Collection entries
--------------------------------
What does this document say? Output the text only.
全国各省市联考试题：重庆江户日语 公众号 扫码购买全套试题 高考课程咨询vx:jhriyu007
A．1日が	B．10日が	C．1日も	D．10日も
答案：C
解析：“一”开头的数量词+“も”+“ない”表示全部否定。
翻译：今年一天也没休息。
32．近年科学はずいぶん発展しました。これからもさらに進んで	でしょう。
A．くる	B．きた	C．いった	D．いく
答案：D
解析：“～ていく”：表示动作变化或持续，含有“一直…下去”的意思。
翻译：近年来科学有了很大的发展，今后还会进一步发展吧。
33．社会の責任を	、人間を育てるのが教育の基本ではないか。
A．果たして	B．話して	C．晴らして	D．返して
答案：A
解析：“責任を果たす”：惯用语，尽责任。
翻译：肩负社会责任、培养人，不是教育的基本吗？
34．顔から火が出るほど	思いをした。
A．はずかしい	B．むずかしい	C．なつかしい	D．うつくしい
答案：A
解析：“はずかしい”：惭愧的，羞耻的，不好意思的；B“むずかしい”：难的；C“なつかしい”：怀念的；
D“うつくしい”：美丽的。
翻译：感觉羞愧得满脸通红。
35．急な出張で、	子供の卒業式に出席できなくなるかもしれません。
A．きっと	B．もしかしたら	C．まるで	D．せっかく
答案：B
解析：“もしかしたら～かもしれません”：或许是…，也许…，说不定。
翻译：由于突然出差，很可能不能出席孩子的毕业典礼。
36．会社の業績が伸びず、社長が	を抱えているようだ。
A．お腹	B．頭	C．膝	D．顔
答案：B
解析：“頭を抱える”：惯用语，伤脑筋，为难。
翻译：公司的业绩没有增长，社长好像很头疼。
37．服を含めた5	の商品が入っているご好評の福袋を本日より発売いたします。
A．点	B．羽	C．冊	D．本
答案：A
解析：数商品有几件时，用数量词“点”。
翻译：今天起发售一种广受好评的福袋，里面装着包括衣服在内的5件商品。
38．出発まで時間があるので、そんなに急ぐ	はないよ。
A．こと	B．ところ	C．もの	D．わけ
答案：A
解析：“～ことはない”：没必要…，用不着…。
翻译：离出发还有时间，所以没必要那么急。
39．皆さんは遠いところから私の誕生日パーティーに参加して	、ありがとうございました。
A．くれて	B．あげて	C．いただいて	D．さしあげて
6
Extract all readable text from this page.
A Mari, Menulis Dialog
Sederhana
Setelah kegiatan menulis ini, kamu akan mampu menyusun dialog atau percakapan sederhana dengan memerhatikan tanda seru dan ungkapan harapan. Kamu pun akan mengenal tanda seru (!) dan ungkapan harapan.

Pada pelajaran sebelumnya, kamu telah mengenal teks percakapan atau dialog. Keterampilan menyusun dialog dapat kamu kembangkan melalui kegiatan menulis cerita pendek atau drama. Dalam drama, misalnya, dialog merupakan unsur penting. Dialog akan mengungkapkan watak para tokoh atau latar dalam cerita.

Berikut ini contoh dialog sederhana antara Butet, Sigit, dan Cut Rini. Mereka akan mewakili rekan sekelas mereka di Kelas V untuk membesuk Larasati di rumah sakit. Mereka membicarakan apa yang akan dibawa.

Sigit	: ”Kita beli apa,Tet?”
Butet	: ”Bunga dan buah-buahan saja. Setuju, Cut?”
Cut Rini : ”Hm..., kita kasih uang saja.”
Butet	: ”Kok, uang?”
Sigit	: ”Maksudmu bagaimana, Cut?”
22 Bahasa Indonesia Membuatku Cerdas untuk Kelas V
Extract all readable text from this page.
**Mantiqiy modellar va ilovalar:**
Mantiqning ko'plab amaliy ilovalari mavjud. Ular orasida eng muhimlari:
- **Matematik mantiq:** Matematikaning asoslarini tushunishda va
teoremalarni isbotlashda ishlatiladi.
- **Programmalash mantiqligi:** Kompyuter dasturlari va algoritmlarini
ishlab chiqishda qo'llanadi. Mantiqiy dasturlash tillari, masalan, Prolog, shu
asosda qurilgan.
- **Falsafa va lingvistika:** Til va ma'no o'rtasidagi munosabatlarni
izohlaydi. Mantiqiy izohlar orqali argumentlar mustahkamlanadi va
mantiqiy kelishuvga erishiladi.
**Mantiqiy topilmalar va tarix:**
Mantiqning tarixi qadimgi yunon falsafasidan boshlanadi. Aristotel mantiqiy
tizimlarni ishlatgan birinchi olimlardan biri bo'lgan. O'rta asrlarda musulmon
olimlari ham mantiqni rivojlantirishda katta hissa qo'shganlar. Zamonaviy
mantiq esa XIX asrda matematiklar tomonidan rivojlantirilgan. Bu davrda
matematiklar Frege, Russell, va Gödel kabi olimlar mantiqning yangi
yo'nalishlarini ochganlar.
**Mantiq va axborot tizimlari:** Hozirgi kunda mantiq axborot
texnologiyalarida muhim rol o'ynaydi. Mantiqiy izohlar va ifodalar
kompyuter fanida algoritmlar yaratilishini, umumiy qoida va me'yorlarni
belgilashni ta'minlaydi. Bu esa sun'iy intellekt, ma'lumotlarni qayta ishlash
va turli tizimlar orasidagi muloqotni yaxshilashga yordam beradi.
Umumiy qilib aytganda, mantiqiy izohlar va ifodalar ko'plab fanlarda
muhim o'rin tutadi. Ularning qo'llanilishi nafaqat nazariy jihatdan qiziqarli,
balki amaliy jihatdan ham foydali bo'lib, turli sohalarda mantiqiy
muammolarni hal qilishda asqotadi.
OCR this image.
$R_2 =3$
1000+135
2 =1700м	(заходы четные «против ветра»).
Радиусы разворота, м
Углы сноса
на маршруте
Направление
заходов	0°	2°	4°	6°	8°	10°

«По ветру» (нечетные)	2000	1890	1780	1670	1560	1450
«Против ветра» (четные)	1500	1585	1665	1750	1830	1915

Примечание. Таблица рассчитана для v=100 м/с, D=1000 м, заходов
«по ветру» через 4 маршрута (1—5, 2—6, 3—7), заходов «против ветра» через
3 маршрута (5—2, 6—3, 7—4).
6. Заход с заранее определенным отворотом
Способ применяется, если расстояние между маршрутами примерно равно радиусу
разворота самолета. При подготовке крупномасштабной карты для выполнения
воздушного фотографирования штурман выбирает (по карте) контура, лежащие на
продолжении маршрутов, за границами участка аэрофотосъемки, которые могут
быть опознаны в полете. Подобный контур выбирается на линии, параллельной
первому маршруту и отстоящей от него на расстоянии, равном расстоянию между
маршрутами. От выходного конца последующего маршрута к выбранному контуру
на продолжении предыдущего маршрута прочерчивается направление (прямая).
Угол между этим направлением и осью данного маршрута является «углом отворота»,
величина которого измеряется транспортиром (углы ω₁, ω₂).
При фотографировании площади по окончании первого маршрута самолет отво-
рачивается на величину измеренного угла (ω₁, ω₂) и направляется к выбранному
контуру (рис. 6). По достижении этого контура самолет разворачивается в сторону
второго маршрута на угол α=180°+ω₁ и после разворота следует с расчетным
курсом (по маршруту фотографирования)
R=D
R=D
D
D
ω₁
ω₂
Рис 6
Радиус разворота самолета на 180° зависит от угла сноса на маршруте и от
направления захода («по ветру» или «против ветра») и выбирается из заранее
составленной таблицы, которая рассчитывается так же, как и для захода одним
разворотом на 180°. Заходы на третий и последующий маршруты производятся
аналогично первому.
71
--------------------------------
Copy out every line of the listing that includes the string "выбирается".

→ WRITTEN RESPONSE
быть опознаны в полете. Подобный контур выбирается на линии, параллельной
направления захода («по ветру» или «против ветра») и выбирается из заранее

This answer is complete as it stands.